** TO BE DONE **
Filter the entries that follow, copying every line in which the word "Histogram" appears.

Figure record listings

※

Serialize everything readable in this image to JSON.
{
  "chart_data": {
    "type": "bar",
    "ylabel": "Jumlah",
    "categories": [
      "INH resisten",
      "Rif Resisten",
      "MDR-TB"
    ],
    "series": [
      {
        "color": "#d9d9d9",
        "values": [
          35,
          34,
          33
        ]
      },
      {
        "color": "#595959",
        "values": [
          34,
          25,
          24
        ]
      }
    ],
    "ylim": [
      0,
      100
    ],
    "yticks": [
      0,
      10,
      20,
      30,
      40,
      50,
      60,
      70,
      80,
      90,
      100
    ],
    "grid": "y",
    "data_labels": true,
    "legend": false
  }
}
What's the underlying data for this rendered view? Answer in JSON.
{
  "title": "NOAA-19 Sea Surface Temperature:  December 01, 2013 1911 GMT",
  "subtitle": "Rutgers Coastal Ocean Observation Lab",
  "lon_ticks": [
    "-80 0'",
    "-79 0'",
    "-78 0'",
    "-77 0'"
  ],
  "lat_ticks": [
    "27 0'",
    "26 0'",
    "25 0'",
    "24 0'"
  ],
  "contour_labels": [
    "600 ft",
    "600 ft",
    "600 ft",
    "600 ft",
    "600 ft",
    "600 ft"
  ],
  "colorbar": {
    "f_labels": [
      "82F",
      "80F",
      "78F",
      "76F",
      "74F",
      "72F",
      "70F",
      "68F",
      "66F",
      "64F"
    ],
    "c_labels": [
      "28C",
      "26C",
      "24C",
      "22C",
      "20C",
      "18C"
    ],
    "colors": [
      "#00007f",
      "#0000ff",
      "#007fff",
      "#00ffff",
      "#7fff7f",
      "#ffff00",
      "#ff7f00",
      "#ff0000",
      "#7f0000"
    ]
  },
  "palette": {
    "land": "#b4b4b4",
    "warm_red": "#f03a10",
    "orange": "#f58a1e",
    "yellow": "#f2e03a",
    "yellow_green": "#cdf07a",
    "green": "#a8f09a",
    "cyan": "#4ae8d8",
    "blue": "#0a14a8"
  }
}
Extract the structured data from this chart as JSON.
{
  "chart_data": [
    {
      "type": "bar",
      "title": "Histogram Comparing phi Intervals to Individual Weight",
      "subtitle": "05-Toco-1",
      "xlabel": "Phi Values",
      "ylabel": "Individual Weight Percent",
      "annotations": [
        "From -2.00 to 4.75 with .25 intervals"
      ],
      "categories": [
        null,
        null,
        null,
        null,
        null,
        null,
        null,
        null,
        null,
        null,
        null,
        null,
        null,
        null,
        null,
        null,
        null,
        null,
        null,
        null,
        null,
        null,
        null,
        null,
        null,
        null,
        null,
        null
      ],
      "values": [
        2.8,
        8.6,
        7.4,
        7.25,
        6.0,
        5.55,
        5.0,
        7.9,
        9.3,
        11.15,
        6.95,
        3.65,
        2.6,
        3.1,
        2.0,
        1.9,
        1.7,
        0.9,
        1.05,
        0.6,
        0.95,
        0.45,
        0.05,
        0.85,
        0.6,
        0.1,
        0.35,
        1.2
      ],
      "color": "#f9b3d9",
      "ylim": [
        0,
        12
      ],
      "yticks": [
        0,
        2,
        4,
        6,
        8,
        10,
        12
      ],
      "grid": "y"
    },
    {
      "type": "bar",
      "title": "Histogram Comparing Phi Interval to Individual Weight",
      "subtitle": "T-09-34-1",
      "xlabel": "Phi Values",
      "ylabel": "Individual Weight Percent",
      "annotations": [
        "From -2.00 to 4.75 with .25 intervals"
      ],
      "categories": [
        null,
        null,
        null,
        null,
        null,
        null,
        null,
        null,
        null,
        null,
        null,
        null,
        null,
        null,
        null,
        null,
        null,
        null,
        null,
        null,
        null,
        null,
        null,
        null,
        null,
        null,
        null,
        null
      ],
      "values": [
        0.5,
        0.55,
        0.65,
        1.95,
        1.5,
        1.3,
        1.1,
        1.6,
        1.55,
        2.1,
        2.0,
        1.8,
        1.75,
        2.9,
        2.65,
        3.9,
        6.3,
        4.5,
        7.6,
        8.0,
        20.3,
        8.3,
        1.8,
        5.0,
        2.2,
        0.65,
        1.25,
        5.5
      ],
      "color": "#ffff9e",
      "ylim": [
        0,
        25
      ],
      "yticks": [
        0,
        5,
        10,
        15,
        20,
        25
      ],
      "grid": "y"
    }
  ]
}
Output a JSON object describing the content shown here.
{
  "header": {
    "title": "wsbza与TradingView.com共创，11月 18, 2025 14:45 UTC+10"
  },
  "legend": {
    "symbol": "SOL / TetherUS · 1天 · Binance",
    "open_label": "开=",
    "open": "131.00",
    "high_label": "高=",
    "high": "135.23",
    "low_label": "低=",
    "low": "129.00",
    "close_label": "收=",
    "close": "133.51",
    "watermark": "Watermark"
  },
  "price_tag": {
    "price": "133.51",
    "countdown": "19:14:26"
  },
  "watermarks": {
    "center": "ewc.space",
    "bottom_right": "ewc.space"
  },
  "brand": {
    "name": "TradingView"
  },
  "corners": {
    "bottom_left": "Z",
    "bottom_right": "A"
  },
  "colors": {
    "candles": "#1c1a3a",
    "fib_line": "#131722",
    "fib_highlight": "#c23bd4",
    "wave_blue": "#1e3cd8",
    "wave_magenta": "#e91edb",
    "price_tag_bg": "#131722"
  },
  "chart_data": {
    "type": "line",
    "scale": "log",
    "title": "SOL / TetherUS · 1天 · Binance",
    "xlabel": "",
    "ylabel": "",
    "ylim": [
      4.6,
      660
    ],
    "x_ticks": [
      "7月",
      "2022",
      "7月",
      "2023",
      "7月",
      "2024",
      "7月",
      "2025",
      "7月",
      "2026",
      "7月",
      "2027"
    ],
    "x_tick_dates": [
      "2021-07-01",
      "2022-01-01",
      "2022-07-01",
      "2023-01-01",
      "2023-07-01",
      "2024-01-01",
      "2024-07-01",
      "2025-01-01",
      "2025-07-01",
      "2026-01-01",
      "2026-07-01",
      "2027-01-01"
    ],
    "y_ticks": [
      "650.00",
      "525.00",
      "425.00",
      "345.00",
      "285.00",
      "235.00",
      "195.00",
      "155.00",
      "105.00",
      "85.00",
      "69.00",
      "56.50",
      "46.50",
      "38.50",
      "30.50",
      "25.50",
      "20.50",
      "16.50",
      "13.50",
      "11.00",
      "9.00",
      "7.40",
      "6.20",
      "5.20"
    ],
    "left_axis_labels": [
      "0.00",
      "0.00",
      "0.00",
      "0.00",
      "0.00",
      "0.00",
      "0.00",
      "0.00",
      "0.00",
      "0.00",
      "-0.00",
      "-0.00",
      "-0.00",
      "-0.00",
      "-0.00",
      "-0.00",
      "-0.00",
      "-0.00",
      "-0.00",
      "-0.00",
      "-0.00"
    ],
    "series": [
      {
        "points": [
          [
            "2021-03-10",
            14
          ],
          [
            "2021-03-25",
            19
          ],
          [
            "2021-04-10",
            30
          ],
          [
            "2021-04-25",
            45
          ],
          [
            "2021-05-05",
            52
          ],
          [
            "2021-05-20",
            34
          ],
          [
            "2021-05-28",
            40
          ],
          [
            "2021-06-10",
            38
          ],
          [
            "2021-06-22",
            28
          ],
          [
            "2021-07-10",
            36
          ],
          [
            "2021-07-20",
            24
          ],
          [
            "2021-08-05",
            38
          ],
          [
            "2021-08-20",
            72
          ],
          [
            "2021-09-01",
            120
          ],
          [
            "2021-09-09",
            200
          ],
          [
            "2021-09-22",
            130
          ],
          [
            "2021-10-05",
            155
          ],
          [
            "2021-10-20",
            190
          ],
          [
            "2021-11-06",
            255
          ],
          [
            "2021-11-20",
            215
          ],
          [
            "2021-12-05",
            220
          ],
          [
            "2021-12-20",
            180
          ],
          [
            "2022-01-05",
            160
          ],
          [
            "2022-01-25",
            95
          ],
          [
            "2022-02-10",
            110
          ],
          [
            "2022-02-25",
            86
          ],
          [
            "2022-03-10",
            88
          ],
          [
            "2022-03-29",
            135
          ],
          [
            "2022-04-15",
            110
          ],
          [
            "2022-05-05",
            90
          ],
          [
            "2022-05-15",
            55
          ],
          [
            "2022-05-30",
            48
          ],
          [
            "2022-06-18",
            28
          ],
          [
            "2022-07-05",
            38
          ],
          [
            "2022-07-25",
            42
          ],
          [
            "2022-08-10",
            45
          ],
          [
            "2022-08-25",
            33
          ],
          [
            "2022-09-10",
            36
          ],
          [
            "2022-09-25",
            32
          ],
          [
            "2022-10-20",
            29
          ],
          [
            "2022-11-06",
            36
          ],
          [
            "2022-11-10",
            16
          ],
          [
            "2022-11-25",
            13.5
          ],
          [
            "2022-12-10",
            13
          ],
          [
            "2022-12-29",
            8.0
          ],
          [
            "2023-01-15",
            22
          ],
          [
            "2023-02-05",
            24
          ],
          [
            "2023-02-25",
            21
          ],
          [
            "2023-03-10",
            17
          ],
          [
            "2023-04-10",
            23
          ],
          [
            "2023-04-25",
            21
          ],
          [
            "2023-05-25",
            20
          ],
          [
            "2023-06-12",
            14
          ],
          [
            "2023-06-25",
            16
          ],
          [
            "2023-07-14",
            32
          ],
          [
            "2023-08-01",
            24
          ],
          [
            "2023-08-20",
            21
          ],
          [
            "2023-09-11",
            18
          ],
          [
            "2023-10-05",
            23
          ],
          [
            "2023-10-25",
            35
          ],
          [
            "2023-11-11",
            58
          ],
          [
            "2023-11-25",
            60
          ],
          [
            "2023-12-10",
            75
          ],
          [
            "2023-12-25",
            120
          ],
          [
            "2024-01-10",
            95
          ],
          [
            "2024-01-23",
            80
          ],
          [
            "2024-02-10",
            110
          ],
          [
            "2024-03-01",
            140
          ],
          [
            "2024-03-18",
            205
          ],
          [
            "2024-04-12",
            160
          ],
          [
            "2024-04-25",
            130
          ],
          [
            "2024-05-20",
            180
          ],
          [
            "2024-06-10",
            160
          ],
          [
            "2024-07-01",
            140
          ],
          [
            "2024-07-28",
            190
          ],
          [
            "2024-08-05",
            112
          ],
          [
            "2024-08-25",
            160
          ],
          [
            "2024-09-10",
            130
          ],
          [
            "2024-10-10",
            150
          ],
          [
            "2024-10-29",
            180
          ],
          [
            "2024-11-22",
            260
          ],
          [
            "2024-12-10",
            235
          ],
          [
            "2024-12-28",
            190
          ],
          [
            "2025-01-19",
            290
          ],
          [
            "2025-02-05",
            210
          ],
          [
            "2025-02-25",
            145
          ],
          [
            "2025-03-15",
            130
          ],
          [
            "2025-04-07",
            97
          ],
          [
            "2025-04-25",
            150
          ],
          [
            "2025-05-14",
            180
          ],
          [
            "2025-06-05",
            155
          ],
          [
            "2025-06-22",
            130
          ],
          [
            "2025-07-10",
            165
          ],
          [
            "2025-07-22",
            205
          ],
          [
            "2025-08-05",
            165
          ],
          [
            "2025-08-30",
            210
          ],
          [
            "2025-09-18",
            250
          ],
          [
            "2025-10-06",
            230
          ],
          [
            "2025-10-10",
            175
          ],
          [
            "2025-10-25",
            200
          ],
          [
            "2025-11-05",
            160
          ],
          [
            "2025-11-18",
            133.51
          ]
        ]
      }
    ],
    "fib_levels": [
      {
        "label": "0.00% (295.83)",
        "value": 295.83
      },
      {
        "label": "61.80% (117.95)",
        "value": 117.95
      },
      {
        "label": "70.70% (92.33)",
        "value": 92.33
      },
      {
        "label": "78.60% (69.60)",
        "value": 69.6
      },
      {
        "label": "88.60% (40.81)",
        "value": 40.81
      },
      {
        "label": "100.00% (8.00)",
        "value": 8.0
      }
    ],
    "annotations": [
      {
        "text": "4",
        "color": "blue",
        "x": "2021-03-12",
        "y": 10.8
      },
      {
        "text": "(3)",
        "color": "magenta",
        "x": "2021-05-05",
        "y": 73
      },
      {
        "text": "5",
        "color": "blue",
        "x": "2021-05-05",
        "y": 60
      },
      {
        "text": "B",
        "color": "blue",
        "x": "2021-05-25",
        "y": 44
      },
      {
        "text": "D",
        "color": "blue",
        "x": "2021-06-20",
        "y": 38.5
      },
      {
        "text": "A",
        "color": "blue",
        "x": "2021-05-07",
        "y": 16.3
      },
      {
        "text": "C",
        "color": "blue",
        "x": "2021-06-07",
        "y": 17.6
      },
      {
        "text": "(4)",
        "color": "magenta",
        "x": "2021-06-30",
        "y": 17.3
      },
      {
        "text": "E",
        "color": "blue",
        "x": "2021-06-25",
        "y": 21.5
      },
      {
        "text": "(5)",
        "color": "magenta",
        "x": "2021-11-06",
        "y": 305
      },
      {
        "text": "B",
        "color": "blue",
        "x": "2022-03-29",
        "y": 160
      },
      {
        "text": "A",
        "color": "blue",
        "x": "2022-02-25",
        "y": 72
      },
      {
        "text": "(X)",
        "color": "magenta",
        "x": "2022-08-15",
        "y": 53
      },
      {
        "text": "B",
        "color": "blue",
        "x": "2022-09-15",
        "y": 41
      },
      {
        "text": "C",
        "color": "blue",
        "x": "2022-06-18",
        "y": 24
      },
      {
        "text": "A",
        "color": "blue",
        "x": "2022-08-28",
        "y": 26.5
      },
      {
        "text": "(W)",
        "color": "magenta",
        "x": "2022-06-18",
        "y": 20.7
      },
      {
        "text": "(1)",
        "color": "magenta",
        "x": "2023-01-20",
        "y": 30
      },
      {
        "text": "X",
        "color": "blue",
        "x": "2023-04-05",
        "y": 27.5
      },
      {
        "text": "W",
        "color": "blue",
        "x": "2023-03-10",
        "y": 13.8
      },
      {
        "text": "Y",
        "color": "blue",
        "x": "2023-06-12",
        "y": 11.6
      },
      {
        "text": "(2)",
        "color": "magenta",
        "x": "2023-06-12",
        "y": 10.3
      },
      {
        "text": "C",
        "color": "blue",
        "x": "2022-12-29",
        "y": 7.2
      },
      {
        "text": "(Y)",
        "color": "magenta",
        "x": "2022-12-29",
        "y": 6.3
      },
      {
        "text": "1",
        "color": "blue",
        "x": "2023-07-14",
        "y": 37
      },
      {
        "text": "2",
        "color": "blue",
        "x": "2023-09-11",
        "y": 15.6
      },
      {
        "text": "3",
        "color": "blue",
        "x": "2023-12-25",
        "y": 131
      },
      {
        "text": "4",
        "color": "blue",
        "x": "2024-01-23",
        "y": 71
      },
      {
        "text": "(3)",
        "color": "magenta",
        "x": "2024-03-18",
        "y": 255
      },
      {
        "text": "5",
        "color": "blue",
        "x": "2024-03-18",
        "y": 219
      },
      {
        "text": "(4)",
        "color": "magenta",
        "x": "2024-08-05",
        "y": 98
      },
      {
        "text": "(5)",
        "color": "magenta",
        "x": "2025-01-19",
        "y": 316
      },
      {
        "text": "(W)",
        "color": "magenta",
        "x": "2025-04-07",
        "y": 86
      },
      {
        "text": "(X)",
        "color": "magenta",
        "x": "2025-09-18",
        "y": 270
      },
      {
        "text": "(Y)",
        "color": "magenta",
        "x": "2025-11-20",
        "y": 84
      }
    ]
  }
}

※

** THE RESPONSE **
      "title": "Histogram Comparing phi Intervals to Individual Weight",
      "title": "Histogram Comparing Phi Interval to Individual Weight",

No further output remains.